• Data for this task:
****************

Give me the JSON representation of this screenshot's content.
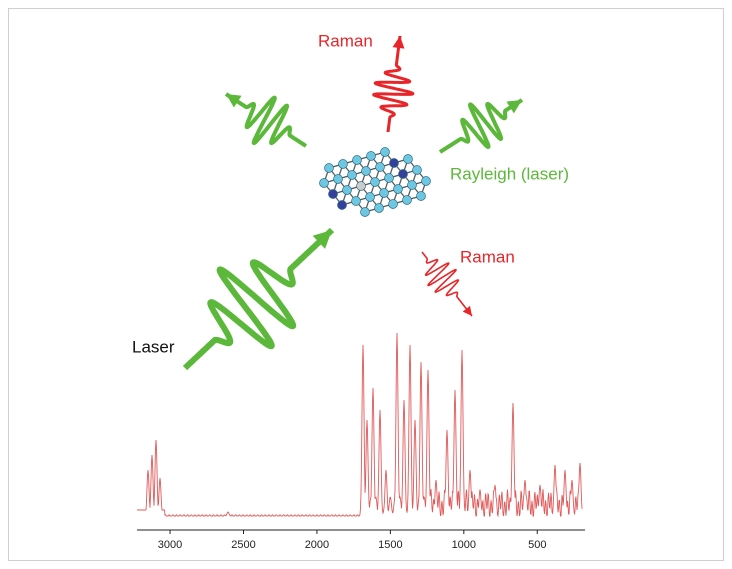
{
  "labels": {
    "raman_top": "Raman",
    "rayleigh": "Rayleigh (laser)",
    "raman_right": "Raman",
    "laser": "Laser"
  },
  "spectrum": {
    "xlim": [
      3225,
      175
    ],
    "xticks": [
      3000,
      2500,
      2000,
      1500,
      1000,
      500
    ]
  }
}
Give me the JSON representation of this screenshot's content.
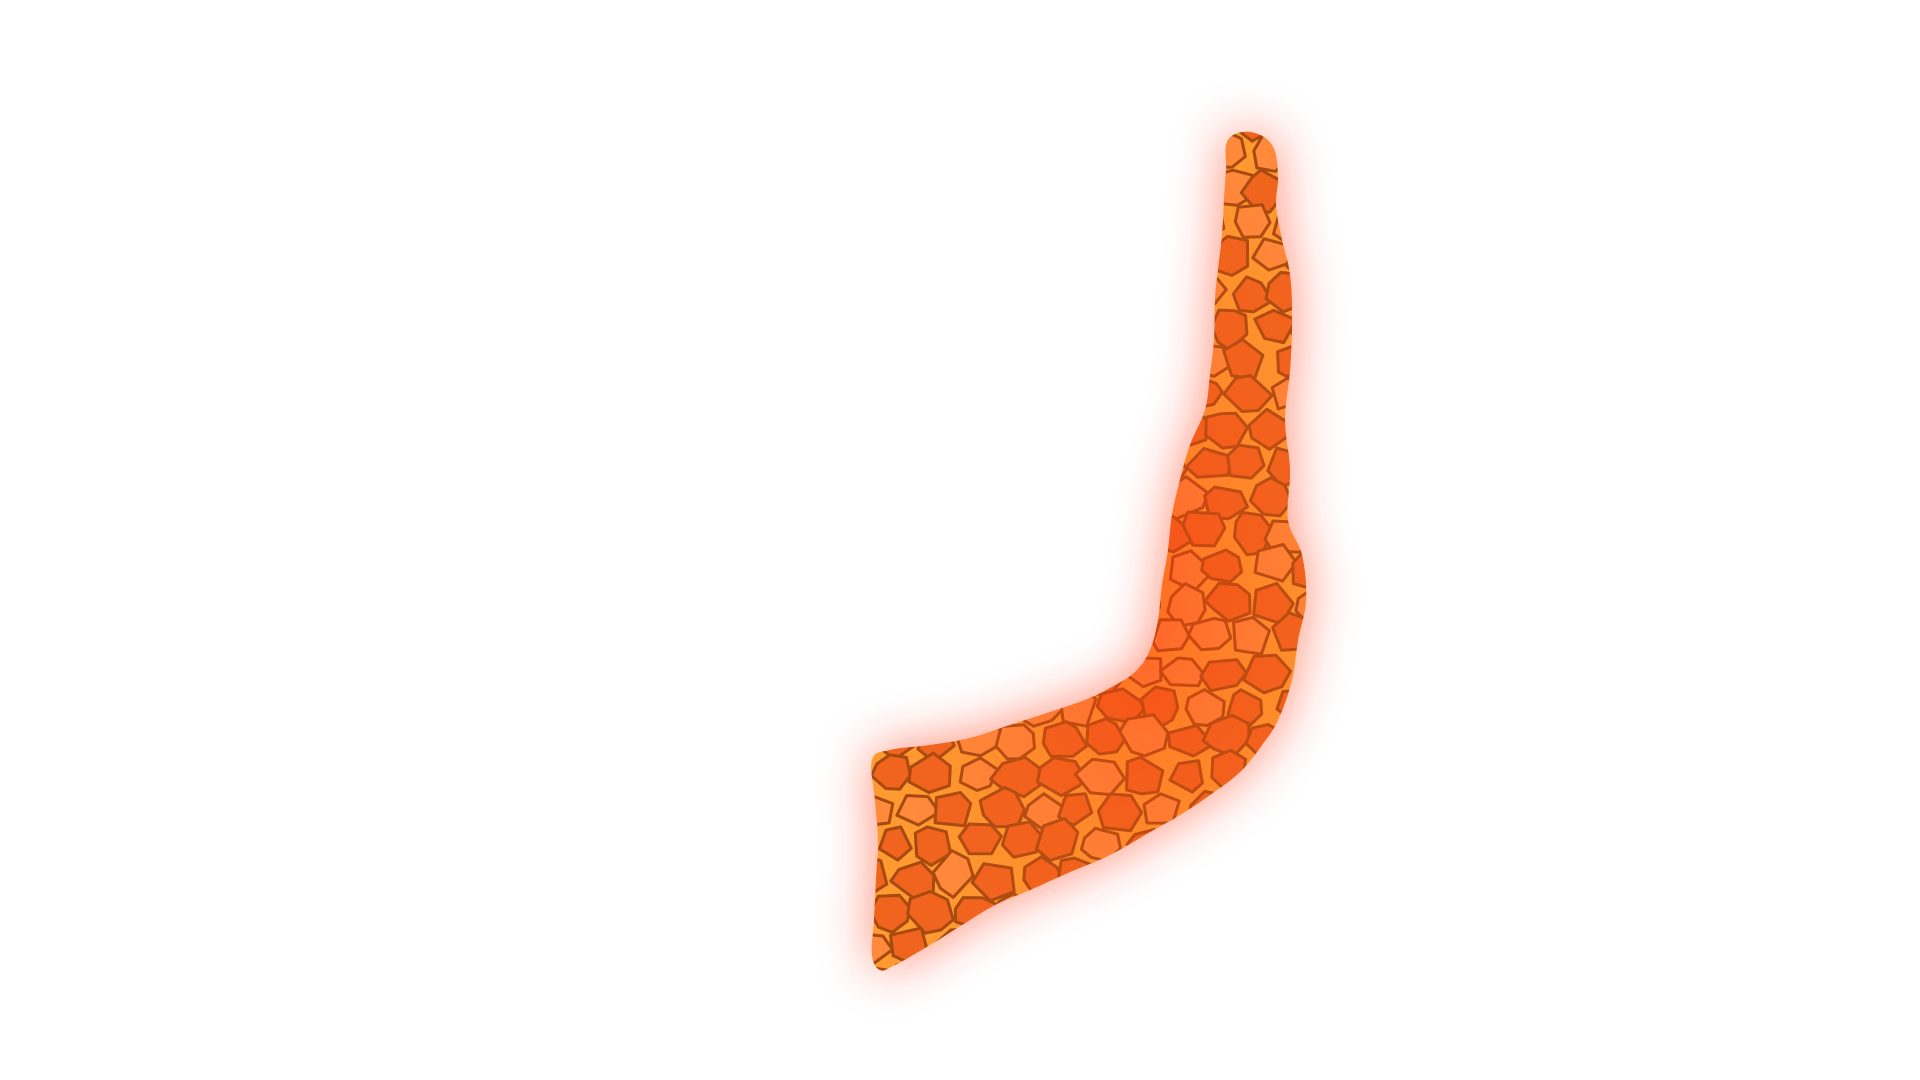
{
  "map": {
    "region_shape": "country-silhouette",
    "style": "cracked-lava-tiles-with-glow",
    "colors": {
      "background": "#ffffff",
      "glow": "#ff2a00",
      "tile_fill": "#f0641e",
      "tile_fill_light": "#ff8a3c",
      "tile_shadow": "#a64a10",
      "crack": "#ff9a30"
    }
  }
}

****************

• What you will do: Set down all the entries exactly as they appear, but skip any pictures.

• Answer for this exercise:
Give me the JSON representation of this screenshot's content.
{
  "labels": {
    "raman_top": "Raman",
    "rayleigh": "Rayleigh (laser)",
    "raman_right": "Raman",
    "laser": "Laser"
  },
  "spectrum": {
    "xlim": [
      3225,
      175
    ],
    "xticks": [
      3000,
      2500,
      2000,
      1500,
      1000,
      500
    ]
  }
}
Give me the JSON representation of this screenshot's content.
{
  "map": {
    "region_shape": "country-silhouette",
    "style": "cracked-lava-tiles-with-glow",
    "colors": {
      "background": "#ffffff",
      "glow": "#ff2a00",
      "tile_fill": "#f0641e",
      "tile_fill_light": "#ff8a3c",
      "tile_shadow": "#a64a10",
      "crack": "#ff9a30"
    }
  }
}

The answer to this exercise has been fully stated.